## [TO DO]
Repeat the material in full. Keep every line exactly as it is.

-- Start of GIVEN ENTRIES --

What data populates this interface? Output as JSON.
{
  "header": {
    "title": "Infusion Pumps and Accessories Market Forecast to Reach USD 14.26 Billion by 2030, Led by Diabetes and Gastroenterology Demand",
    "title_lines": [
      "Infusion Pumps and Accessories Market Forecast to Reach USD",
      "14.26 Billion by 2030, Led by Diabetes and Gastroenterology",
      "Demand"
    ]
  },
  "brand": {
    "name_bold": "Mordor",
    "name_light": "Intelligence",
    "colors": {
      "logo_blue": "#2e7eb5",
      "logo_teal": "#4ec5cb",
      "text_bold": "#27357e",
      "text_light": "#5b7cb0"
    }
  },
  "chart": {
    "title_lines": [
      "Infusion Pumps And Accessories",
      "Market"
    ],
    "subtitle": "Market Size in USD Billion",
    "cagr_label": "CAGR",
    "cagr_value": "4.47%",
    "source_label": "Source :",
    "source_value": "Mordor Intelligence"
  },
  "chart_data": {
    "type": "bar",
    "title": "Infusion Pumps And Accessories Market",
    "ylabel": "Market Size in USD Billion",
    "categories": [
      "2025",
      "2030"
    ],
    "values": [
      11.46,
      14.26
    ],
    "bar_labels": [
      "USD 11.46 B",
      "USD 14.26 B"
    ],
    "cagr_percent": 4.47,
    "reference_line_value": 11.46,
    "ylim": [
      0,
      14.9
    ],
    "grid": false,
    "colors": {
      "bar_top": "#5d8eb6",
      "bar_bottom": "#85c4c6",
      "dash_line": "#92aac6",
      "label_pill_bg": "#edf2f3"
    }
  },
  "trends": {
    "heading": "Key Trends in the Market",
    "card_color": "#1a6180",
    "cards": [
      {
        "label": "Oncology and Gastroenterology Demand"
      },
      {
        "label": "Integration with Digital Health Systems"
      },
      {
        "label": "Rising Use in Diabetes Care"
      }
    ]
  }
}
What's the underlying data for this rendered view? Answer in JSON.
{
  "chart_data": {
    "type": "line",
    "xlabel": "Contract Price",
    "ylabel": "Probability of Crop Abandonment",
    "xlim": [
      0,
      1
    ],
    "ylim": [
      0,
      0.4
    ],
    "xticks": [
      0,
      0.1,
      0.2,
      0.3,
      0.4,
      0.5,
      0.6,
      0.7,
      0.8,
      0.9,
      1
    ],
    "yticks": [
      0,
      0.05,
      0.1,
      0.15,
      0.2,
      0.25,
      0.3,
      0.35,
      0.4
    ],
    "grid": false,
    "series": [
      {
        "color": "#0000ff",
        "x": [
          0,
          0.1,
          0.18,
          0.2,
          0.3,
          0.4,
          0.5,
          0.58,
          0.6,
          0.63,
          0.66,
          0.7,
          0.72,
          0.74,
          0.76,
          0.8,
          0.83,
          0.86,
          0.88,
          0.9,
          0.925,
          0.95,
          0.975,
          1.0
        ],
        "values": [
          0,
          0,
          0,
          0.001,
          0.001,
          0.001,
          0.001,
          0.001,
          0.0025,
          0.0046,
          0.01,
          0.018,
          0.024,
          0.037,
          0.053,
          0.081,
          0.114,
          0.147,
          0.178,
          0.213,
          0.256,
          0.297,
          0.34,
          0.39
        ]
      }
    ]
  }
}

-- End of GIVEN ENTRIES --

## [WRITTEN SOLUTION]
What data populates this interface? Output as JSON.
{
  "header": {
    "title": "Infusion Pumps and Accessories Market Forecast to Reach USD 14.26 Billion by 2030, Led by Diabetes and Gastroenterology Demand",
    "title_lines": [
      "Infusion Pumps and Accessories Market Forecast to Reach USD",
      "14.26 Billion by 2030, Led by Diabetes and Gastroenterology",
      "Demand"
    ]
  },
  "brand": {
    "name_bold": "Mordor",
    "name_light": "Intelligence",
    "colors": {
      "logo_blue": "#2e7eb5",
      "logo_teal": "#4ec5cb",
      "text_bold": "#27357e",
      "text_light": "#5b7cb0"
    }
  },
  "chart": {
    "title_lines": [
      "Infusion Pumps And Accessories",
      "Market"
    ],
    "subtitle": "Market Size in USD Billion",
    "cagr_label": "CAGR",
    "cagr_value": "4.47%",
    "source_label": "Source :",
    "source_value": "Mordor Intelligence"
  },
  "chart_data": {
    "type": "bar",
    "title": "Infusion Pumps And Accessories Market",
    "ylabel": "Market Size in USD Billion",
    "categories": [
      "2025",
      "2030"
    ],
    "values": [
      11.46,
      14.26
    ],
    "bar_labels": [
      "USD 11.46 B",
      "USD 14.26 B"
    ],
    "cagr_percent": 4.47,
    "reference_line_value": 11.46,
    "ylim": [
      0,
      14.9
    ],
    "grid": false,
    "colors": {
      "bar_top": "#5d8eb6",
      "bar_bottom": "#85c4c6",
      "dash_line": "#92aac6",
      "label_pill_bg": "#edf2f3"
    }
  },
  "trends": {
    "heading": "Key Trends in the Market",
    "card_color": "#1a6180",
    "cards": [
      {
        "label": "Oncology and Gastroenterology Demand"
      },
      {
        "label": "Integration with Digital Health Systems"
      },
      {
        "label": "Rising Use in Diabetes Care"
      }
    ]
  }
}
What's the underlying data for this rendered view? Answer in JSON.
{
  "chart_data": {
    "type": "line",
    "xlabel": "Contract Price",
    "ylabel": "Probability of Crop Abandonment",
    "xlim": [
      0,
      1
    ],
    "ylim": [
      0,
      0.4
    ],
    "xticks": [
      0,
      0.1,
      0.2,
      0.3,
      0.4,
      0.5,
      0.6,
      0.7,
      0.8,
      0.9,
      1
    ],
    "yticks": [
      0,
      0.05,
      0.1,
      0.15,
      0.2,
      0.25,
      0.3,
      0.35,
      0.4
    ],
    "grid": false,
    "series": [
      {
        "color": "#0000ff",
        "x": [
          0,
          0.1,
          0.18,
          0.2,
          0.3,
          0.4,
          0.5,
          0.58,
          0.6,
          0.63,
          0.66,
          0.7,
          0.72,
          0.74,
          0.76,
          0.8,
          0.83,
          0.86,
          0.88,
          0.9,
          0.925,
          0.95,
          0.975,
          1.0
        ],
        "values": [
          0,
          0,
          0,
          0.001,
          0.001,
          0.001,
          0.001,
          0.001,
          0.0025,
          0.0046,
          0.01,
          0.018,
          0.024,
          0.037,
          0.053,
          0.081,
          0.114,
          0.147,
          0.178,
          0.213,
          0.256,
          0.297,
          0.34,
          0.39
        ]
      }
    ]
  }
}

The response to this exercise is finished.